**Set exercise:** Hunt for the word "совокупного" across the entries below, copying each line that holds it.

**Data:**
-*-*-

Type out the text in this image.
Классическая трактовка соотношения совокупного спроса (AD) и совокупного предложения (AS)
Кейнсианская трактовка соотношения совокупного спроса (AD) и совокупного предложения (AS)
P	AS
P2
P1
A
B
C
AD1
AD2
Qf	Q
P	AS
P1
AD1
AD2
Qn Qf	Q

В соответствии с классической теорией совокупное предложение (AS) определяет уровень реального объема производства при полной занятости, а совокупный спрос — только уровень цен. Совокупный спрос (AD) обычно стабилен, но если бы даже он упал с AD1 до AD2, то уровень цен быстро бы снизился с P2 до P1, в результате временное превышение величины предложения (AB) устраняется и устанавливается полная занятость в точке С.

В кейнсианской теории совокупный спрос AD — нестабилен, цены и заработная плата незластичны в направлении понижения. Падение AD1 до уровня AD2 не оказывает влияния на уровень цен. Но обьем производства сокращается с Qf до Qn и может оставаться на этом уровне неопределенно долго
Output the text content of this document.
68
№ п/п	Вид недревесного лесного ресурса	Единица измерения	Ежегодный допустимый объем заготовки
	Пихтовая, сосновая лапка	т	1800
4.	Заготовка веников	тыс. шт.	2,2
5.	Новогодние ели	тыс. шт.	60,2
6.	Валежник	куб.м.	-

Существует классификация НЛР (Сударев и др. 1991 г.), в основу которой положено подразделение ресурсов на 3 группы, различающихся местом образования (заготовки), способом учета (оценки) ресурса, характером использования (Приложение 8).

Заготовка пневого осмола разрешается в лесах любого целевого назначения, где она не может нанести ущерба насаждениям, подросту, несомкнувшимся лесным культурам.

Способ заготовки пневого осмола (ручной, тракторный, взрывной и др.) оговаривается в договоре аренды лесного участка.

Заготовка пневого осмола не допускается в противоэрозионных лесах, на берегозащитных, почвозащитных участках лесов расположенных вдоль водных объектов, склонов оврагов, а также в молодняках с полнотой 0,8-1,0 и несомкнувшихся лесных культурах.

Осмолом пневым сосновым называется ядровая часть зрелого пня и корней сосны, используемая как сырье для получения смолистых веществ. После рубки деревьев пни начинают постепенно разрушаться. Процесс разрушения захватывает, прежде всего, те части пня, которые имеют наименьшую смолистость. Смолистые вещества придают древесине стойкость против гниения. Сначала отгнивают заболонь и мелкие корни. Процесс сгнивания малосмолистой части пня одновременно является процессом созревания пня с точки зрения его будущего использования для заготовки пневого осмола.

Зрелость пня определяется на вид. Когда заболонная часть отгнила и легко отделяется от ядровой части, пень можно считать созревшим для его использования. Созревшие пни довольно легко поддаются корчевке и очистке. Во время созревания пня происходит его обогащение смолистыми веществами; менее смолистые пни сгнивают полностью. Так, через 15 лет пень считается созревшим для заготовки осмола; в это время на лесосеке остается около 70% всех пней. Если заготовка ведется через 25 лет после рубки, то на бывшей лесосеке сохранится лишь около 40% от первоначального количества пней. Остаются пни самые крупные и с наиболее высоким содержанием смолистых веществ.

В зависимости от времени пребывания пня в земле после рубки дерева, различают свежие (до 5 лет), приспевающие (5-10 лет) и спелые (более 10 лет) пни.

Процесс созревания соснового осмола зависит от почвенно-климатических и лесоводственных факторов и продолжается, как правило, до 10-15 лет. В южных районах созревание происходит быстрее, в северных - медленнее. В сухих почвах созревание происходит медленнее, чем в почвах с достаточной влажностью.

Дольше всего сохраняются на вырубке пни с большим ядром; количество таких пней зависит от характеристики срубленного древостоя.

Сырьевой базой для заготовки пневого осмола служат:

-*-*-

**Output for this exercise:**
Классическая трактовка соотношения совокупного спроса (AD) и совокупного предложения (AS)
Кейнсианская трактовка соотношения совокупного спроса (AD) и совокупного предложения (AS)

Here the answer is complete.